_Do this_
Reproduce every line of the data below without any alteration, omitting the pictures from your answer.

**********

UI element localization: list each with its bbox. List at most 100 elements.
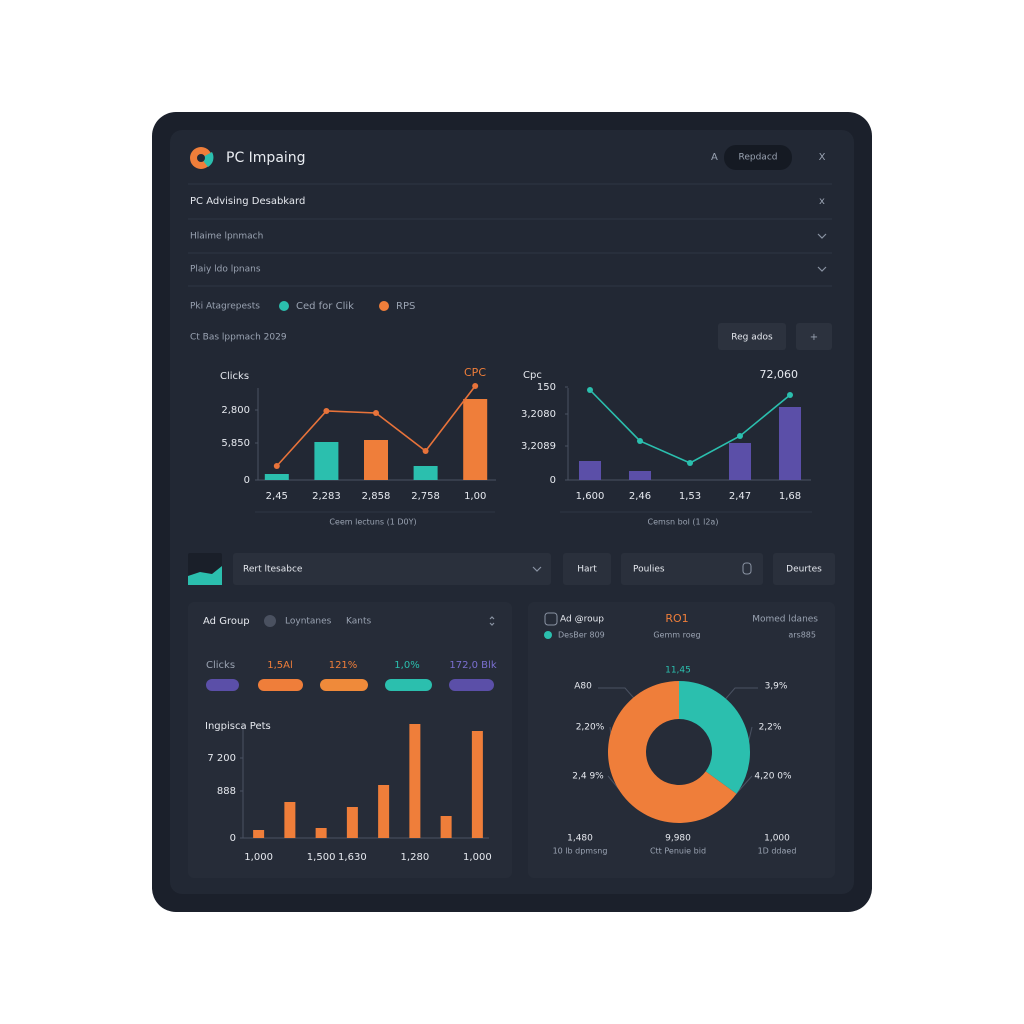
sort-icon[interactable] [489,622,495,626]
y-tick-label: 888 [217,786,236,797]
toolbar-button[interactable] [563,553,611,585]
pie-footer-value: 9,980 [665,834,691,844]
row-label[interactable]: Hlaime lpnmach [190,232,263,242]
legend-dot [544,631,552,639]
pie-subheader: Gemm roeg [653,631,700,640]
donut-segment [607,681,737,823]
y-tick-label: 5,850 [221,438,250,449]
toolbar-button[interactable] [773,553,835,585]
chart-title: Ingpisca Pets [205,721,271,732]
filter-item[interactable]: RPS [396,301,415,312]
x-tick-label: 2,46 [629,491,651,502]
x-tick-label: 1,500 [307,852,336,863]
metric-label: Clicks [206,660,235,671]
filter-label: Pki Atagrepests [190,302,260,312]
add-button[interactable] [796,323,832,350]
action-button[interactable] [718,323,786,350]
y-tick-label: 7 200 [207,753,236,764]
panel [188,602,512,878]
legend-icon [544,612,558,626]
y-tick-label: 0 [244,475,250,486]
tab[interactable]: Kants [346,617,371,627]
toggle[interactable] [264,615,276,627]
row-label[interactable]: PC Advising Desabkard [190,196,305,207]
chart-annotation: CPC [464,366,486,379]
header-button-label[interactable]: Repdacd [739,153,778,163]
chevron[interactable] [817,266,827,272]
pill [449,679,494,691]
metric-value: 1,0% [394,660,419,671]
pie-annotation: A80 [574,682,592,692]
toolbar-button-label[interactable]: Poulies [633,565,665,575]
header-button[interactable] [724,145,792,170]
line-point [273,463,280,469]
pie-annotation: 2,4 9% [572,772,604,782]
select-label[interactable]: Rert ltesabce [243,565,303,575]
panel-title: Ad Group [203,616,250,627]
x-tick-label: 1,000 [244,852,273,863]
pie-annotation: 2,2% [759,723,782,733]
line-point [787,392,793,398]
line-point [373,410,379,416]
row-close[interactable]: x [819,196,825,207]
action-label[interactable]: Reg ados [731,333,773,343]
pie-footer-label: Ctt Penuie bid [650,847,706,856]
line-point [737,433,743,439]
user-initial[interactable]: A [711,152,718,163]
chevron[interactable] [532,566,542,572]
x-tick-label: 2,47 [729,491,751,502]
x-tick-label: 2,45 [266,491,288,502]
metric-value: 172,0 Blk [449,660,496,671]
x-tick-label: 2,758 [411,491,440,502]
x-axis-label: Cemsn bol (1 l2a) [648,518,719,527]
pie-title: Ad @roup [560,615,604,625]
select[interactable] [233,553,551,585]
x-tick-label: 1,00 [464,491,486,502]
bar [413,466,438,480]
line-point [587,387,593,393]
toolbar-button-label[interactable]: Hart [577,565,597,575]
legend-dot [379,301,389,311]
chart-title: Clicks [220,371,249,382]
pill [258,679,303,691]
pie-annotation: 2,20% [576,723,605,733]
bar [364,440,388,480]
row-label[interactable]: Plaiy ldo lpnans [190,265,261,275]
chart-title: Cpc [523,370,542,381]
toolbar-button[interactable] [621,553,763,585]
y-tick-label: 0 [230,833,236,844]
bar [779,407,801,480]
line-point [637,438,643,444]
pill [385,679,432,691]
close[interactable]: X [819,152,826,163]
bar [463,399,488,480]
pie-annotation: 4,20 0% [754,772,792,782]
y-tick-label: 150 [537,382,556,393]
bar [284,802,296,838]
y-tick-label: 2,800 [221,405,250,416]
line-point [422,448,429,454]
add-label[interactable]: + [810,332,818,343]
x-tick-label: 2,283 [312,491,341,502]
pie-header: RO1 [665,612,688,625]
x-tick-label: 1,630 [338,852,367,863]
legend-dot [279,301,289,311]
bar [264,474,289,480]
panel [528,602,835,878]
x-tick-label: 1,53 [679,491,701,502]
pie-footer-label: 10 lb dpmsng [553,847,608,856]
bar [253,830,265,838]
filter-item[interactable]: Ced for Clik [296,301,354,312]
chevron[interactable] [817,233,827,239]
line-point [323,408,330,414]
tab[interactable]: Loyntanes [285,617,332,627]
sort-icon[interactable] [489,616,495,620]
pie-annotation: 3,9% [765,682,788,692]
bar [579,461,601,480]
donut-segment [679,681,750,794]
toolbar-button-label[interactable]: Deurtes [786,565,822,575]
pie-footer-label: 1D ddaed [758,847,797,856]
metric-value: 1,5Al [267,660,293,671]
pill [206,679,239,691]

**********

_Written solution_
UI element localization: list each with its bbox. List at most 100 elements.
sort-icon[interactable] [489,622,495,626]
y-tick-label: 888 [217,786,236,797]
toolbar-button[interactable] [563,553,611,585]
pie-footer-value: 9,980 [665,834,691,844]
row-label[interactable]: Hlaime lpnmach [190,232,263,242]
legend-dot [544,631,552,639]
pie-subheader: Gemm roeg [653,631,700,640]
donut-segment [607,681,737,823]
y-tick-label: 5,850 [221,438,250,449]
toolbar-button[interactable] [773,553,835,585]
chart-title: Ingpisca Pets [205,721,271,732]
filter-item[interactable]: RPS [396,301,415,312]
x-tick-label: 2,46 [629,491,651,502]
x-tick-label: 1,500 [307,852,336,863]
metric-label: Clicks [206,660,235,671]
filter-label: Pki Atagrepests [190,302,260,312]
add-button[interactable] [796,323,832,350]
action-button[interactable] [718,323,786,350]
y-tick-label: 7 200 [207,753,236,764]
panel [188,602,512,878]
legend-icon [544,612,558,626]
y-tick-label: 0 [244,475,250,486]
tab[interactable]: Kants [346,617,371,627]
toggle[interactable] [264,615,276,627]
row-label[interactable]: PC Advising Desabkard [190,196,305,207]
chart-annotation: CPC [464,366,486,379]
header-button-label[interactable]: Repdacd [739,153,778,163]
chevron[interactable] [817,266,827,272]
pill [449,679,494,691]
metric-value: 1,0% [394,660,419,671]
pie-annotation: A80 [574,682,592,692]
toolbar-button-label[interactable]: Poulies [633,565,665,575]
header-button[interactable] [724,145,792,170]
line-point [273,463,280,469]
pie-annotation: 2,4 9% [572,772,604,782]
select-label[interactable]: Rert ltesabce [243,565,303,575]
panel-title: Ad Group [203,616,250,627]
x-tick-label: 1,000 [244,852,273,863]
pie-annotation: 2,2% [759,723,782,733]
line-point [787,392,793,398]
line-point [373,410,379,416]
row-close[interactable]: x [819,196,825,207]
action-label[interactable]: Reg ados [731,333,773,343]
pie-footer-label: Ctt Penuie bid [650,847,706,856]
line-point [737,433,743,439]
user-initial[interactable]: A [711,152,718,163]
chevron[interactable] [532,566,542,572]
x-tick-label: 2,47 [729,491,751,502]
x-tick-label: 2,45 [266,491,288,502]
metric-value: 172,0 Blk [449,660,496,671]
x-tick-label: 2,758 [411,491,440,502]
x-axis-label: Cemsn bol (1 l2a) [648,518,719,527]
pie-title: Ad @roup [560,615,604,625]
select[interactable] [233,553,551,585]
x-tick-label: 1,00 [464,491,486,502]
bar [413,466,438,480]
line-point [587,387,593,393]
toolbar-button-label[interactable]: Hart [577,565,597,575]
legend-dot [379,301,389,311]
chart-title: Clicks [220,371,249,382]
pill [258,679,303,691]
pie-annotation: 2,20% [576,723,605,733]
bar [364,440,388,480]
row-label[interactable]: Plaiy ldo lpnans [190,265,261,275]
chart-title: Cpc [523,370,542,381]
toolbar-button[interactable] [621,553,763,585]
y-tick-label: 0 [230,833,236,844]
bar [779,407,801,480]
line-point [637,438,643,444]
pill [385,679,432,691]
close[interactable]: X [819,152,826,163]
bar [463,399,488,480]
pie-annotation: 4,20 0% [754,772,792,782]
y-tick-label: 150 [537,382,556,393]
bar [284,802,296,838]
y-tick-label: 2,800 [221,405,250,416]
line-point [422,448,429,454]
add-label[interactable]: + [810,332,818,343]
x-tick-label: 2,283 [312,491,341,502]
pie-header: RO1 [665,612,688,625]
x-tick-label: 1,630 [338,852,367,863]
legend-dot [279,301,289,311]
bar [264,474,289,480]
panel [528,602,835,878]
x-tick-label: 1,53 [679,491,701,502]
pie-footer-label: 10 lb dpmsng [553,847,608,856]
bar [253,830,265,838]
filter-item[interactable]: Ced for Clik [296,301,354,312]
chevron[interactable] [817,233,827,239]
line-point [323,408,330,414]
tab[interactable]: Loyntanes [285,617,332,627]
sort-icon[interactable] [489,616,495,620]
pie-annotation: 3,9% [765,682,788,692]
bar [579,461,601,480]
donut-segment [679,681,750,794]
toolbar-button-label[interactable]: Deurtes [786,565,822,575]
pie-footer-label: 1D ddaed [758,847,797,856]
metric-value: 1,5Al [267,660,293,671]
pill [206,679,239,691]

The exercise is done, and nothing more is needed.